Extracted records:
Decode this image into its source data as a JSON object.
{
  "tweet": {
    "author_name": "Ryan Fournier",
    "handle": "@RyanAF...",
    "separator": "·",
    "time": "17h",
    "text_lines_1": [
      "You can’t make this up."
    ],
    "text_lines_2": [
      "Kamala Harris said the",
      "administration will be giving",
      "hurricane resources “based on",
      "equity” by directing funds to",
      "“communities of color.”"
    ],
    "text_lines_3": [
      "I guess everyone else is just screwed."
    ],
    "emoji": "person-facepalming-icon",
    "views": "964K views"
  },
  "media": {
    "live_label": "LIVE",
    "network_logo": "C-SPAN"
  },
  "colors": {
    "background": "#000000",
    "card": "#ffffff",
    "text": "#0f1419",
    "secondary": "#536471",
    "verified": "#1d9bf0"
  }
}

**Requirements**
All of the entries should be written out again exactly.

**Answer to this task**
Decode this image into its source data as a JSON object.
{
  "tweet": {
    "author_name": "Ryan Fournier",
    "handle": "@RyanAF...",
    "separator": "·",
    "time": "17h",
    "text_lines_1": [
      "You can’t make this up."
    ],
    "text_lines_2": [
      "Kamala Harris said the",
      "administration will be giving",
      "hurricane resources “based on",
      "equity” by directing funds to",
      "“communities of color.”"
    ],
    "text_lines_3": [
      "I guess everyone else is just screwed."
    ],
    "emoji": "person-facepalming-icon",
    "views": "964K views"
  },
  "media": {
    "live_label": "LIVE",
    "network_logo": "C-SPAN"
  },
  "colors": {
    "background": "#000000",
    "card": "#ffffff",
    "text": "#0f1419",
    "secondary": "#536471",
    "verified": "#1d9bf0"
  }
}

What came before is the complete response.